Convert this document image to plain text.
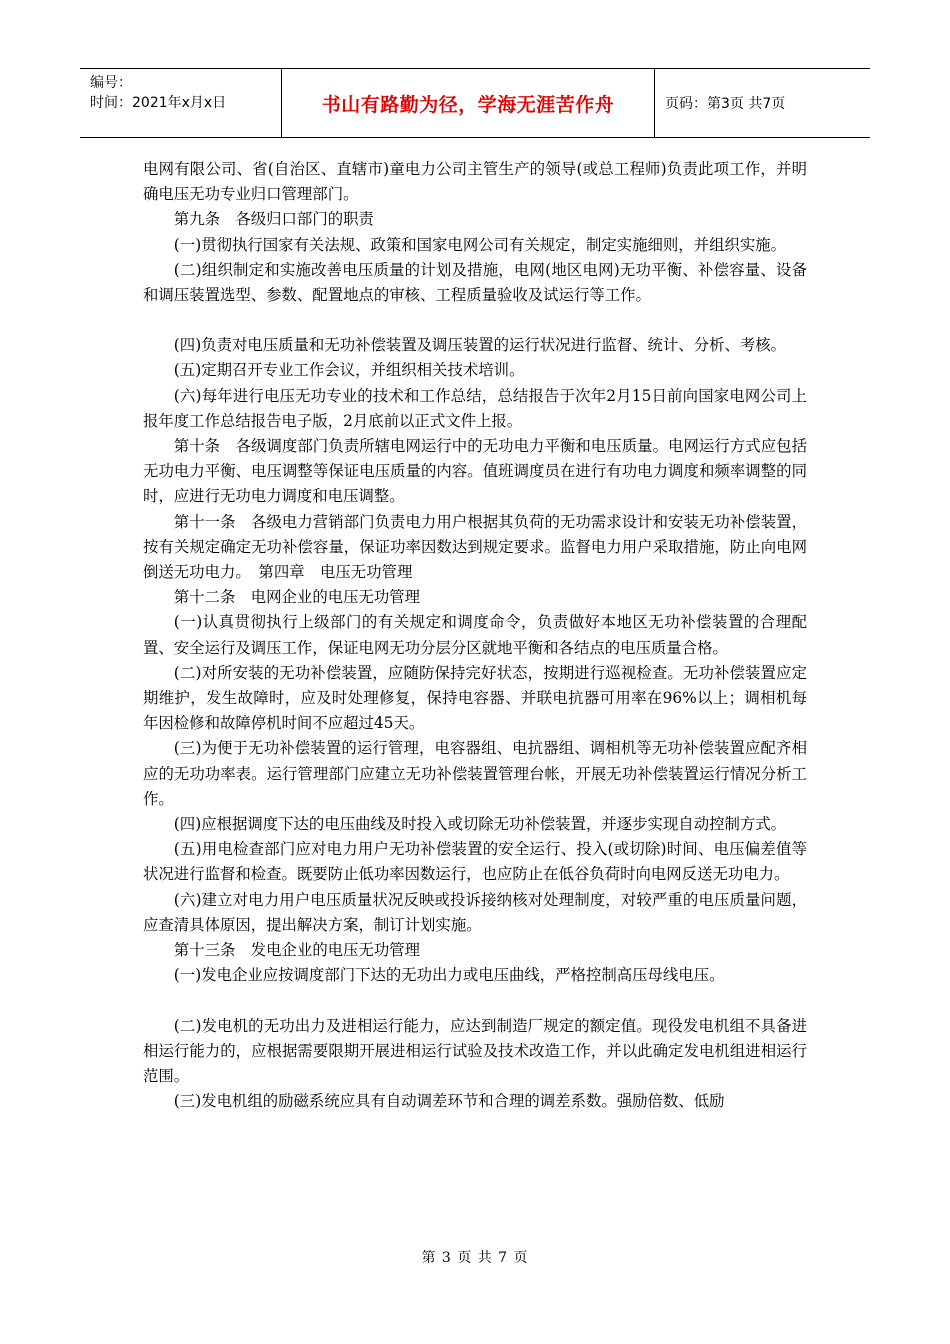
编号：
时间：2021年x月x日	书山有路勤为径，学海无涯苦作舟	页码：第3页 共7页

电网有限公司、省(自治区、直辖市)童电力公司主管生产的领导(或总工程师)负责此项工作，并明确电压无功专业归口管理部门。

第九条　各级归口部门的职责

(一)贯彻执行国家有关法规、政策和国家电网公司有关规定，制定实施细则，并组织实施。

(二)组织制定和实施改善电压质量的计划及措施，电网(地区电网)无功平衡、补偿容量、设备和调压装置选型、参数、配置地点的审核、工程质量验收及试运行等工作。

(四)负责对电压质量和无功补偿装置及调压装置的运行状况进行监督、统计、分析、考核。

(五)定期召开专业工作会议，并组织相关技术培训。

(六)每年进行电压无功专业的技术和工作总结，总结报告于次年2月15日前向国家电网公司上报年度工作总结报告电子版，2月底前以正式文件上报。

第十条　各级调度部门负责所辖电网运行中的无功电力平衡和电压质量。电网运行方式应包括无功电力平衡、电压调整等保证电压质量的内容。值班调度员在进行有功电力调度和频率调整的同时，应进行无功电力调度和电压调整。

第十一条　各级电力营销部门负责电力用户根据其负荷的无功需求设计和安装无功补偿装置，按有关规定确定无功补偿容量，保证功率因数达到规定要求。监督电力用户采取措施，防止向电网倒送无功电力。　第四章　电压无功管理

第十二条　电网企业的电压无功管理

(一)认真贯彻执行上级部门的有关规定和调度命令，负责做好本地区无功补偿装置的合理配置、安全运行及调压工作，保证电网无功分层分区就地平衡和各结点的电压质量合格。

(二)对所安装的无功补偿装置，应随防保持完好状态，按期进行巡视检查。无功补偿装置应定期维护，发生故障时，应及时处理修复，保持电容器、并联电抗器可用率在96%以上；调相机每年因检修和故障停机时间不应超过45天。

(三)为便于无功补偿装置的运行管理，电容器组、电抗器组、调相机等无功补偿装置应配齐相应的无功功率表。运行管理部门应建立无功补偿装置管理台帐，开展无功补偿装置运行情况分析工作。

(四)应根据调度下达的电压曲线及时投入或切除无功补偿装置，并逐步实现自动控制方式。

(五)用电检查部门应对电力用户无功补偿装置的安全运行、投入(或切除)时间、电压偏差值等状况进行监督和检查。既要防止低功率因数运行，也应防止在低谷负荷时向电网反送无功电力。

(六)建立对电力用户电压质量状况反映或投诉接纳核对处理制度，对较严重的电压质量问题，应查清具体原因，提出解决方案，制订计划实施。

第十三条　发电企业的电压无功管理

(一)发电企业应按调度部门下达的无功出力或电压曲线，严格控制高压母线电压。

(二)发电机的无功出力及进相运行能力，应达到制造厂规定的额定值。现役发电机组不具备进相运行能力的，应根据需要限期开展进相运行试验及技术改造工作，并以此确定发电机组进相运行范围。

(三)发电机组的励磁系统应具有自动调差环节和合理的调差系数。强励倍数、低励

第 3 页 共 7 页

• [Written problem]
In your copy, repeat each record exactly and include no pictures.

• [Result of the exercise]
Convert this document image to plain text.
编号：
时间：2021年x月x日	书山有路勤为径，学海无涯苦作舟	页码：第3页 共7页

电网有限公司、省(自治区、直辖市)童电力公司主管生产的领导(或总工程师)负责此项工作，并明确电压无功专业归口管理部门。

第九条　各级归口部门的职责

(一)贯彻执行国家有关法规、政策和国家电网公司有关规定，制定实施细则，并组织实施。

(二)组织制定和实施改善电压质量的计划及措施，电网(地区电网)无功平衡、补偿容量、设备和调压装置选型、参数、配置地点的审核、工程质量验收及试运行等工作。

(四)负责对电压质量和无功补偿装置及调压装置的运行状况进行监督、统计、分析、考核。

(五)定期召开专业工作会议，并组织相关技术培训。

(六)每年进行电压无功专业的技术和工作总结，总结报告于次年2月15日前向国家电网公司上报年度工作总结报告电子版，2月底前以正式文件上报。

第十条　各级调度部门负责所辖电网运行中的无功电力平衡和电压质量。电网运行方式应包括无功电力平衡、电压调整等保证电压质量的内容。值班调度员在进行有功电力调度和频率调整的同时，应进行无功电力调度和电压调整。

第十一条　各级电力营销部门负责电力用户根据其负荷的无功需求设计和安装无功补偿装置，按有关规定确定无功补偿容量，保证功率因数达到规定要求。监督电力用户采取措施，防止向电网倒送无功电力。　第四章　电压无功管理

第十二条　电网企业的电压无功管理

(一)认真贯彻执行上级部门的有关规定和调度命令，负责做好本地区无功补偿装置的合理配置、安全运行及调压工作，保证电网无功分层分区就地平衡和各结点的电压质量合格。

(二)对所安装的无功补偿装置，应随防保持完好状态，按期进行巡视检查。无功补偿装置应定期维护，发生故障时，应及时处理修复，保持电容器、并联电抗器可用率在96%以上；调相机每年因检修和故障停机时间不应超过45天。

(三)为便于无功补偿装置的运行管理，电容器组、电抗器组、调相机等无功补偿装置应配齐相应的无功功率表。运行管理部门应建立无功补偿装置管理台帐，开展无功补偿装置运行情况分析工作。

(四)应根据调度下达的电压曲线及时投入或切除无功补偿装置，并逐步实现自动控制方式。

(五)用电检查部门应对电力用户无功补偿装置的安全运行、投入(或切除)时间、电压偏差值等状况进行监督和检查。既要防止低功率因数运行，也应防止在低谷负荷时向电网反送无功电力。

(六)建立对电力用户电压质量状况反映或投诉接纳核对处理制度，对较严重的电压质量问题，应查清具体原因，提出解决方案，制订计划实施。

第十三条　发电企业的电压无功管理

(一)发电企业应按调度部门下达的无功出力或电压曲线，严格控制高压母线电压。

(二)发电机的无功出力及进相运行能力，应达到制造厂规定的额定值。现役发电机组不具备进相运行能力的，应根据需要限期开展进相运行试验及技术改造工作，并以此确定发电机组进相运行范围。

(三)发电机组的励磁系统应具有自动调差环节和合理的调差系数。强励倍数、低励

第 3 页 共 7 页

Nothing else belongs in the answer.